(A run of records)
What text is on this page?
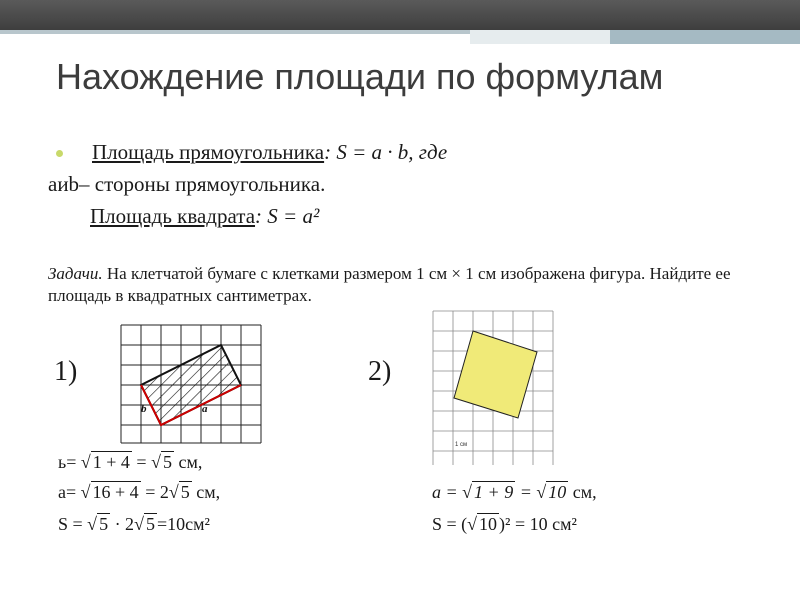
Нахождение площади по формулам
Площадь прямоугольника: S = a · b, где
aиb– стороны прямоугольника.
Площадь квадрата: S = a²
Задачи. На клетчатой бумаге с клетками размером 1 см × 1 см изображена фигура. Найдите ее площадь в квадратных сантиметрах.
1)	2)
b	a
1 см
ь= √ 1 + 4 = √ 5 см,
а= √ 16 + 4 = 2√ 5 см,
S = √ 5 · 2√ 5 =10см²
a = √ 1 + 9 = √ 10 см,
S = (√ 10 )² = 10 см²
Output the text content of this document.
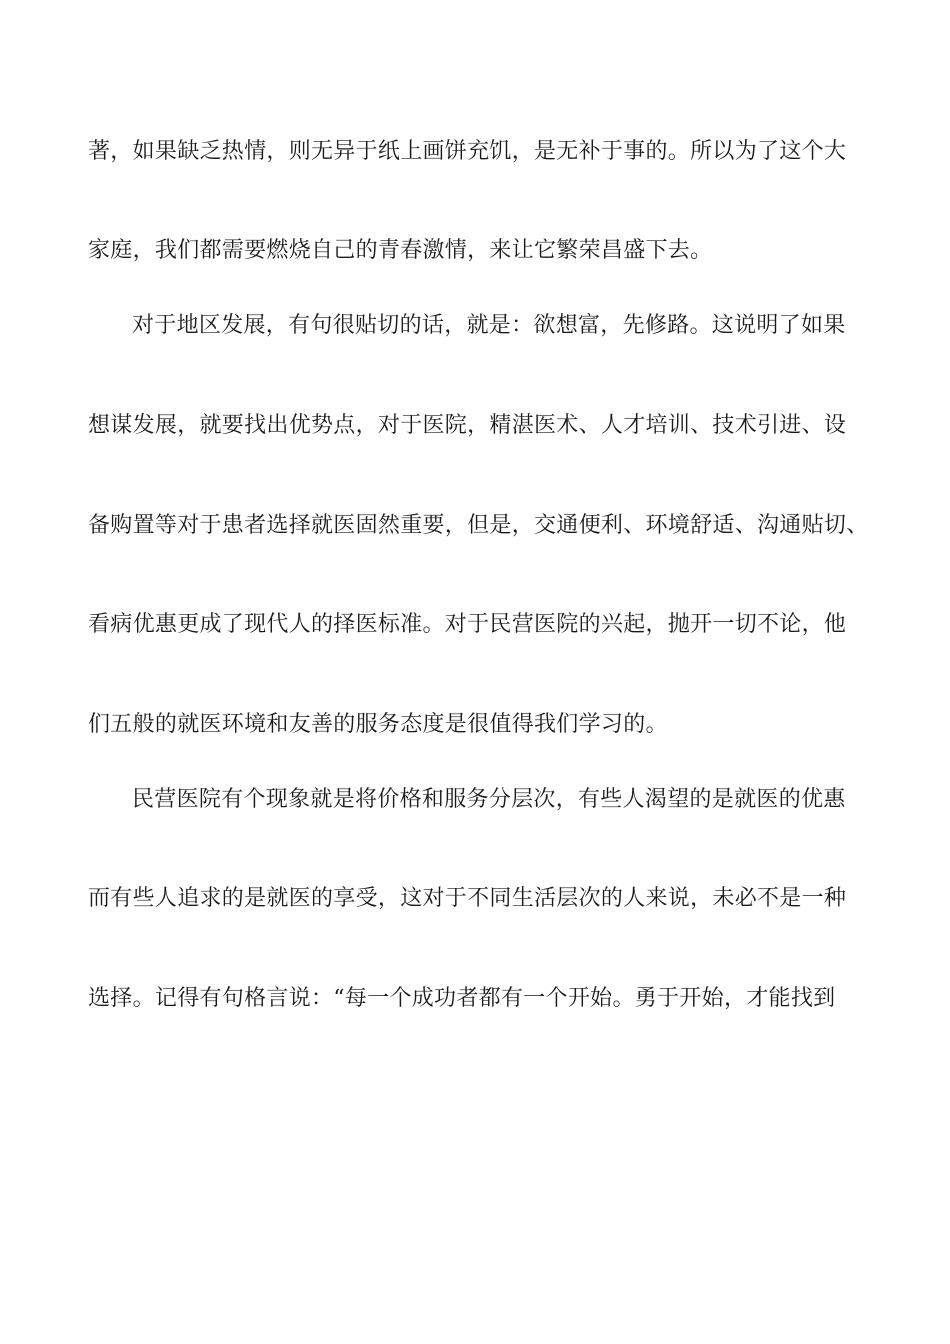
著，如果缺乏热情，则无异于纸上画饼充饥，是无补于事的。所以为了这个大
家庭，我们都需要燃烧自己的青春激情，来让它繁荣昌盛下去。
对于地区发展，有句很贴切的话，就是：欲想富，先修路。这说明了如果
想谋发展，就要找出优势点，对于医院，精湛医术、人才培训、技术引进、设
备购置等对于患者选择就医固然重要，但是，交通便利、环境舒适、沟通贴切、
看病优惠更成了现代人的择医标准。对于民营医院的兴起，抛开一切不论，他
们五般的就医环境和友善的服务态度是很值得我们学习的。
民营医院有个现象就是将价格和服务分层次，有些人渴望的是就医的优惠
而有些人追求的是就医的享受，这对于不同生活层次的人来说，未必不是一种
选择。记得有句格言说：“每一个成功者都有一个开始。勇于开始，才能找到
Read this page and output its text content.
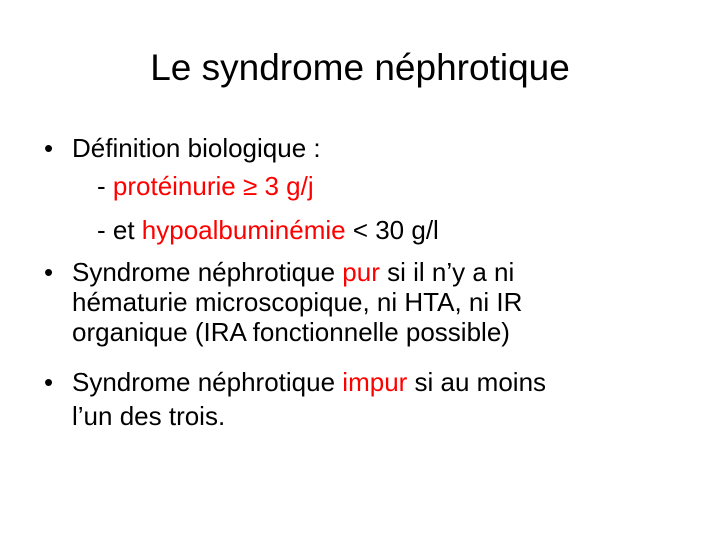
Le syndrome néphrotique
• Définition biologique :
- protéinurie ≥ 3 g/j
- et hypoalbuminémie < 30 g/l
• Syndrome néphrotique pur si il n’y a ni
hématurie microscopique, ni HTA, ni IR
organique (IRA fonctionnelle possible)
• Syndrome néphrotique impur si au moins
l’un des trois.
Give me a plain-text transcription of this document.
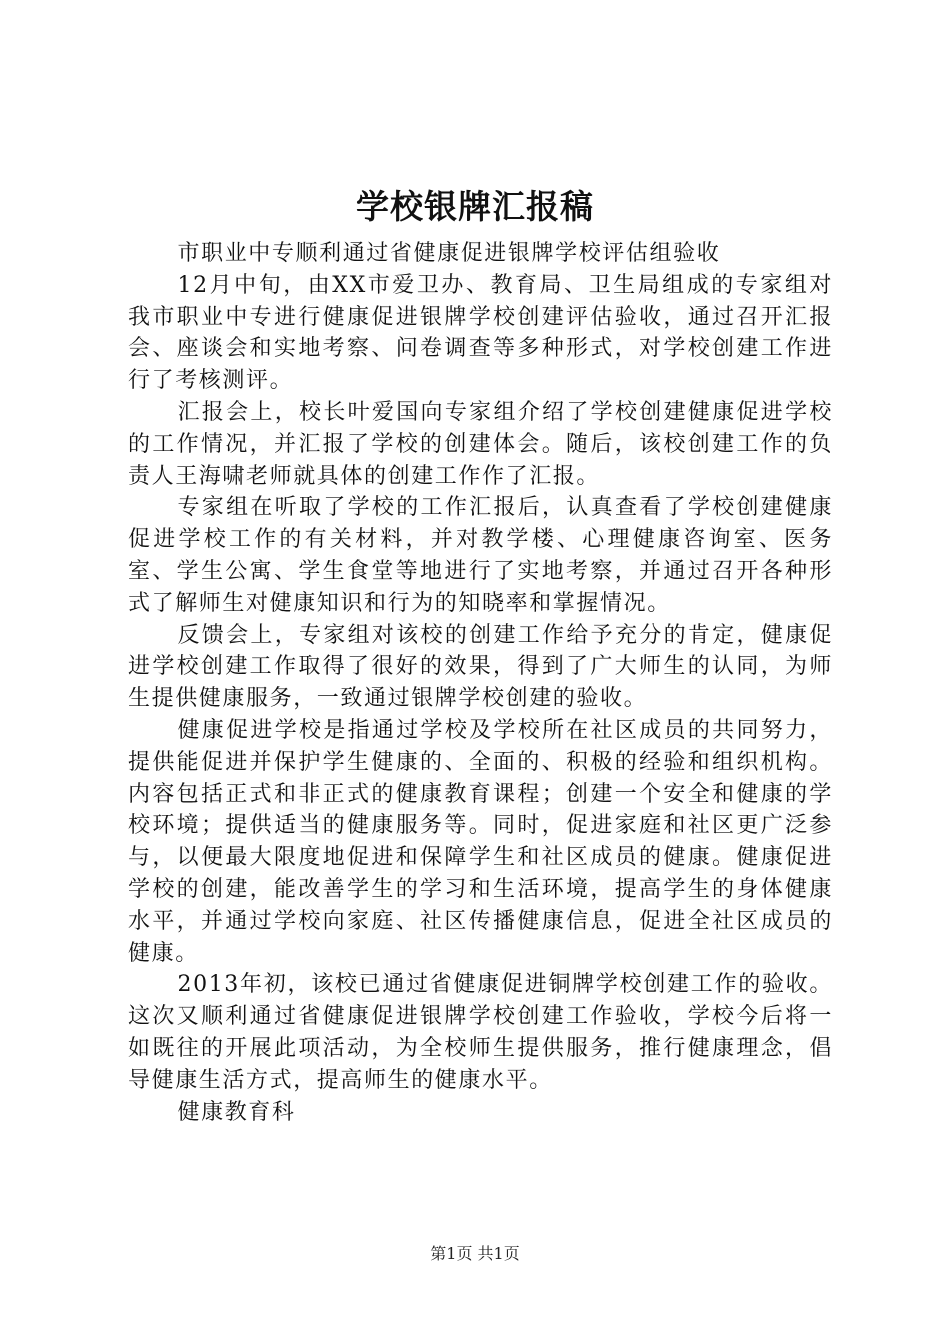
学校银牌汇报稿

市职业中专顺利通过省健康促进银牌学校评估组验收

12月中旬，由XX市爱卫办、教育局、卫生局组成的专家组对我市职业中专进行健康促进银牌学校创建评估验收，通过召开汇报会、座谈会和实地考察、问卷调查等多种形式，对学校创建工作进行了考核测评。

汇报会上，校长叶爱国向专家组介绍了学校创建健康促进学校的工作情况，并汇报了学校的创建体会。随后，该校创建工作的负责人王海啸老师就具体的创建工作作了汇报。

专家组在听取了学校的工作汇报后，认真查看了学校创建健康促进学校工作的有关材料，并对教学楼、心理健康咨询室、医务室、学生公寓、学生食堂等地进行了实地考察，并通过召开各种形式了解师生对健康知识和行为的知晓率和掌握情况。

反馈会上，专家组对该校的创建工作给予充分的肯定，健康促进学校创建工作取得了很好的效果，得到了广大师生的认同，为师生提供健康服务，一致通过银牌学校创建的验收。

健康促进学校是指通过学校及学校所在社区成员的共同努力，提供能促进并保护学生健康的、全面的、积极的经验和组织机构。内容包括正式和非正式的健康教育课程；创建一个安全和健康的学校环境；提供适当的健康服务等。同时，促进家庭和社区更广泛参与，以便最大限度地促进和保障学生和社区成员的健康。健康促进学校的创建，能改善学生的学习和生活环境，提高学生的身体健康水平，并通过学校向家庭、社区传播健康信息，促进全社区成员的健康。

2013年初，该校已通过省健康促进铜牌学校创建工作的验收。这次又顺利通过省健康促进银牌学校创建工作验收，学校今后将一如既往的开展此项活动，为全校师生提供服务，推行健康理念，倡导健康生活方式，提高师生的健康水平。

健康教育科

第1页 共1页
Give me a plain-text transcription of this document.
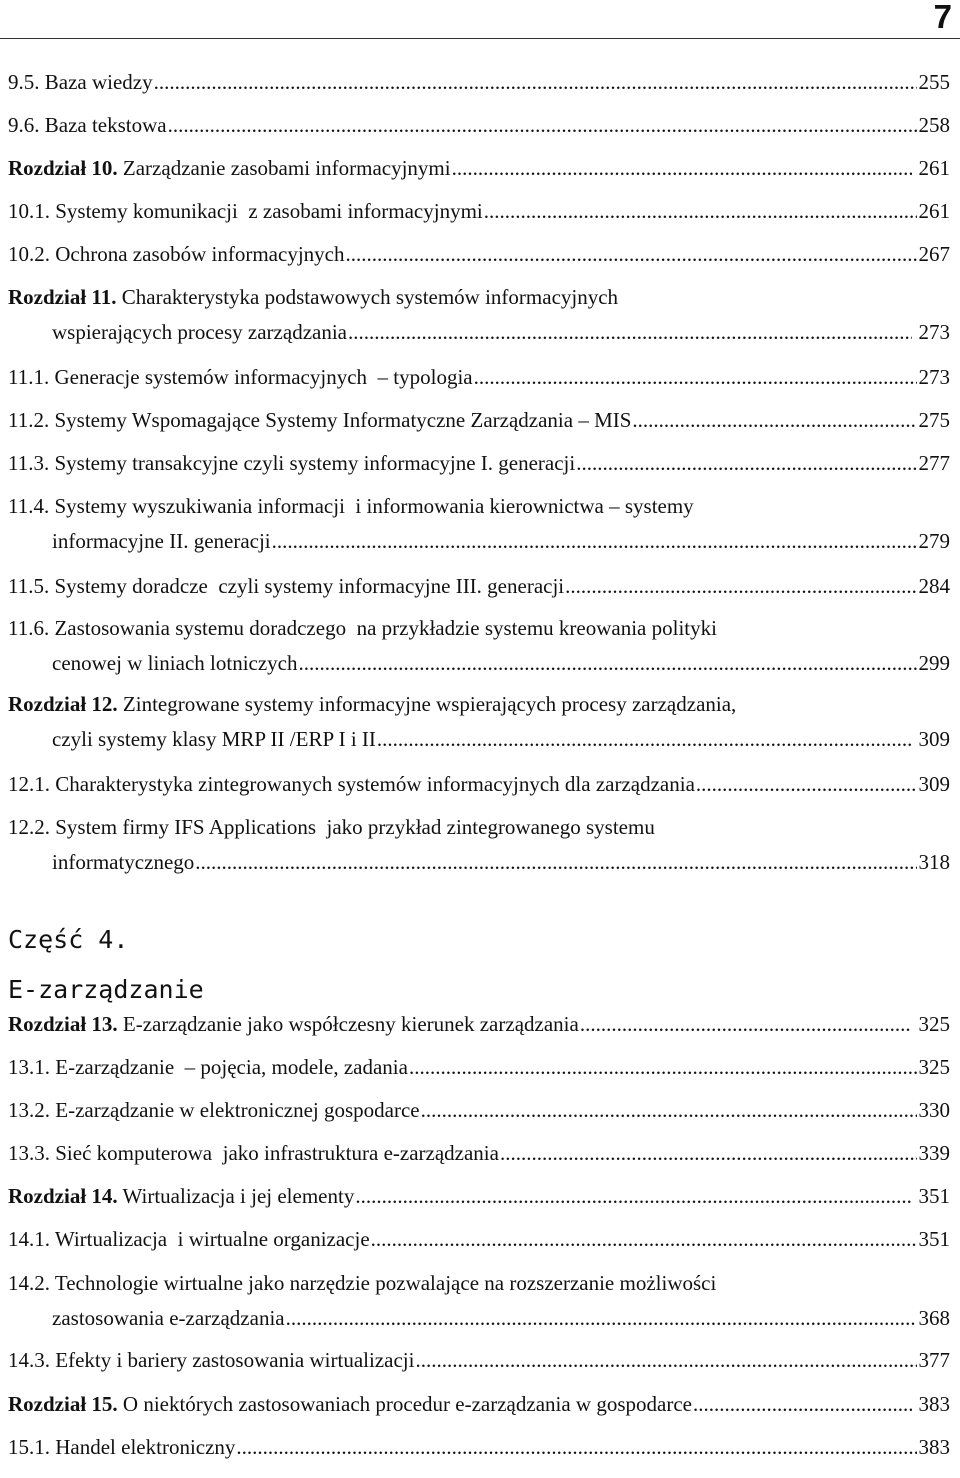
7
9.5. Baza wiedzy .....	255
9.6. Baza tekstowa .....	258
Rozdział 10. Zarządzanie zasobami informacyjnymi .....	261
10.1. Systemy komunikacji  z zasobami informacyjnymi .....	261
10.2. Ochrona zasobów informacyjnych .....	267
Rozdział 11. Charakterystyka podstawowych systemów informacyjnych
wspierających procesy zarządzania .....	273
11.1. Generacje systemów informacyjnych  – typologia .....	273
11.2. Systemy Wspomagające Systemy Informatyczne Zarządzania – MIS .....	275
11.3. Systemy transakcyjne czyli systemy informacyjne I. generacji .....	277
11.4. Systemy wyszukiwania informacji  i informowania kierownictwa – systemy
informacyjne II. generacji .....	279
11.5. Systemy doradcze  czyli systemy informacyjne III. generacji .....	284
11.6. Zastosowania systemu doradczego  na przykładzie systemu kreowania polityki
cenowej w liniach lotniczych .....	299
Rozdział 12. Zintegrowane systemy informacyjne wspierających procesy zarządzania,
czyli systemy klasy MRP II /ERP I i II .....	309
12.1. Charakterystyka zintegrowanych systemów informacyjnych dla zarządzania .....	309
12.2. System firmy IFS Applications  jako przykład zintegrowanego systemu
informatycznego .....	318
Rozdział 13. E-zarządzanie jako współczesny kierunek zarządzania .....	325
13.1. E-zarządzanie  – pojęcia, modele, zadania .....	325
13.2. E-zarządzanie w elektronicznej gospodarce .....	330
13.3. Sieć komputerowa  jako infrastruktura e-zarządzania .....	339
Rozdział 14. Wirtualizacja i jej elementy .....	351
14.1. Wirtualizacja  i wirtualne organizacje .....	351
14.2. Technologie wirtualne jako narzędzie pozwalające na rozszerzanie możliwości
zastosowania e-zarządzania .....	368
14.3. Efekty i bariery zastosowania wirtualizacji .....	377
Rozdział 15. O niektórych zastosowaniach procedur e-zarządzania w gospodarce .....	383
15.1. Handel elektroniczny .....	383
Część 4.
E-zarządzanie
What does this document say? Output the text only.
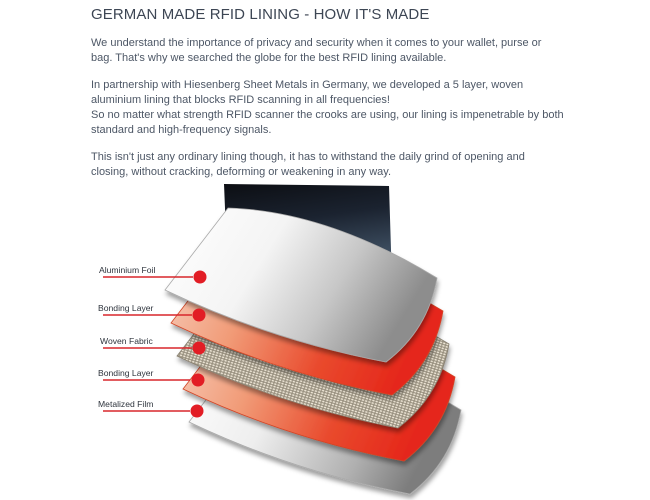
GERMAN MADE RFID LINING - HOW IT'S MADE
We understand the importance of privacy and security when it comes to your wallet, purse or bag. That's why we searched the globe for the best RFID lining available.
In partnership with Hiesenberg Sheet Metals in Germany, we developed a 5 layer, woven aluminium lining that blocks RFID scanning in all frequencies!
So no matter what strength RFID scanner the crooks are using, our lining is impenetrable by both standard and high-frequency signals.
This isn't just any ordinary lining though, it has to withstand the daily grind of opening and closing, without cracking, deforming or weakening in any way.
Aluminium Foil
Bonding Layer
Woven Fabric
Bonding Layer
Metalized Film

__AIM__.
Without the pictures, write out every entry precisely as it appears.

__RESULT__.
What text is on this page?
Нахождение площади по формулам
Площадь прямоугольника: S = a · b, где
aиb– стороны прямоугольника.
Площадь квадрата: S = a²
Задачи. На клетчатой бумаге с клетками размером 1 см × 1 см изображена фигура. Найдите ее площадь в квадратных сантиметрах.
1)	2)
b	a
1 см
ь= √ 1 + 4 = √ 5 см,
а= √ 16 + 4 = 2√ 5 см,
S = √ 5 · 2√ 5 =10см²
a = √ 1 + 9 = √ 10 см,
S = (√ 10 )² = 10 см²
Output the text content of this document.
著，如果缺乏热情，则无异于纸上画饼充饥，是无补于事的。所以为了这个大
家庭，我们都需要燃烧自己的青春激情，来让它繁荣昌盛下去。
对于地区发展，有句很贴切的话，就是：欲想富，先修路。这说明了如果
想谋发展，就要找出优势点，对于医院，精湛医术、人才培训、技术引进、设
备购置等对于患者选择就医固然重要，但是，交通便利、环境舒适、沟通贴切、
看病优惠更成了现代人的择医标准。对于民营医院的兴起，抛开一切不论，他
们五般的就医环境和友善的服务态度是很值得我们学习的。
民营医院有个现象就是将价格和服务分层次，有些人渴望的是就医的优惠
而有些人追求的是就医的享受，这对于不同生活层次的人来说，未必不是一种
选择。记得有句格言说：“每一个成功者都有一个开始。勇于开始，才能找到
Read this page and output its text content.
Le syndrome néphrotique
• Définition biologique :
- protéinurie ≥ 3 g/j
- et hypoalbuminémie < 30 g/l
• Syndrome néphrotique pur si il n’y a ni
hématurie microscopique, ni HTA, ni IR
organique (IRA fonctionnelle possible)
• Syndrome néphrotique impur si au moins
l’un des trois.
Give me a plain-text transcription of this document.
学校银牌汇报稿

市职业中专顺利通过省健康促进银牌学校评估组验收

12月中旬，由XX市爱卫办、教育局、卫生局组成的专家组对我市职业中专进行健康促进银牌学校创建评估验收，通过召开汇报会、座谈会和实地考察、问卷调查等多种形式，对学校创建工作进行了考核测评。

汇报会上，校长叶爱国向专家组介绍了学校创建健康促进学校的工作情况，并汇报了学校的创建体会。随后，该校创建工作的负责人王海啸老师就具体的创建工作作了汇报。

专家组在听取了学校的工作汇报后，认真查看了学校创建健康促进学校工作的有关材料，并对教学楼、心理健康咨询室、医务室、学生公寓、学生食堂等地进行了实地考察，并通过召开各种形式了解师生对健康知识和行为的知晓率和掌握情况。

反馈会上，专家组对该校的创建工作给予充分的肯定，健康促进学校创建工作取得了很好的效果，得到了广大师生的认同，为师生提供健康服务，一致通过银牌学校创建的验收。

健康促进学校是指通过学校及学校所在社区成员的共同努力，提供能促进并保护学生健康的、全面的、积极的经验和组织机构。内容包括正式和非正式的健康教育课程；创建一个安全和健康的学校环境；提供适当的健康服务等。同时，促进家庭和社区更广泛参与，以便最大限度地促进和保障学生和社区成员的健康。健康促进学校的创建，能改善学生的学习和生活环境，提高学生的身体健康水平，并通过学校向家庭、社区传播健康信息，促进全社区成员的健康。

2013年初，该校已通过省健康促进铜牌学校创建工作的验收。这次又顺利通过省健康促进银牌学校创建工作验收，学校今后将一如既往的开展此项活动，为全校师生提供服务，推行健康理念，倡导健康生活方式，提高师生的健康水平。

健康教育科

第1页 共1页
Give me a plain-text transcription of this document.
7
9.5. Baza wiedzy .....	255
9.6. Baza tekstowa .....	258
Rozdział 10. Zarządzanie zasobami informacyjnymi .....	261
10.1. Systemy komunikacji  z zasobami informacyjnymi .....	261
10.2. Ochrona zasobów informacyjnych .....	267
Rozdział 11. Charakterystyka podstawowych systemów informacyjnych
wspierających procesy zarządzania .....	273
11.1. Generacje systemów informacyjnych  – typologia .....	273
11.2. Systemy Wspomagające Systemy Informatyczne Zarządzania – MIS .....	275
11.3. Systemy transakcyjne czyli systemy informacyjne I. generacji .....	277
11.4. Systemy wyszukiwania informacji  i informowania kierownictwa – systemy
informacyjne II. generacji .....	279
11.5. Systemy doradcze  czyli systemy informacyjne III. generacji .....	284
11.6. Zastosowania systemu doradczego  na przykładzie systemu kreowania polityki
cenowej w liniach lotniczych .....	299
Rozdział 12. Zintegrowane systemy informacyjne wspierających procesy zarządzania,
czyli systemy klasy MRP II /ERP I i II .....	309
12.1. Charakterystyka zintegrowanych systemów informacyjnych dla zarządzania .....	309
12.2. System firmy IFS Applications  jako przykład zintegrowanego systemu
informatycznego .....	318
Rozdział 13. E-zarządzanie jako współczesny kierunek zarządzania .....	325
13.1. E-zarządzanie  – pojęcia, modele, zadania .....	325
13.2. E-zarządzanie w elektronicznej gospodarce .....	330
13.3. Sieć komputerowa  jako infrastruktura e-zarządzania .....	339
Rozdział 14. Wirtualizacja i jej elementy .....	351
14.1. Wirtualizacja  i wirtualne organizacje .....	351
14.2. Technologie wirtualne jako narzędzie pozwalające na rozszerzanie możliwości
zastosowania e-zarządzania .....	368
14.3. Efekty i bariery zastosowania wirtualizacji .....	377
Rozdział 15. O niektórych zastosowaniach procedur e-zarządzania w gospodarce .....	383
15.1. Handel elektroniczny .....	383
Część 4.
E-zarządzanie
What does this document say? Output the text only.
GERMAN MADE RFID LINING - HOW IT'S MADE
We understand the importance of privacy and security when it comes to your wallet, purse or bag. That's why we searched the globe for the best RFID lining available.
In partnership with Hiesenberg Sheet Metals in Germany, we developed a 5 layer, woven aluminium lining that blocks RFID scanning in all frequencies!
So no matter what strength RFID scanner the crooks are using, our lining is impenetrable by both standard and high-frequency signals.
This isn't just any ordinary lining though, it has to withstand the daily grind of opening and closing, without cracking, deforming or weakening in any way.
Aluminium Foil
Bonding Layer
Woven Fabric
Bonding Layer
Metalized Film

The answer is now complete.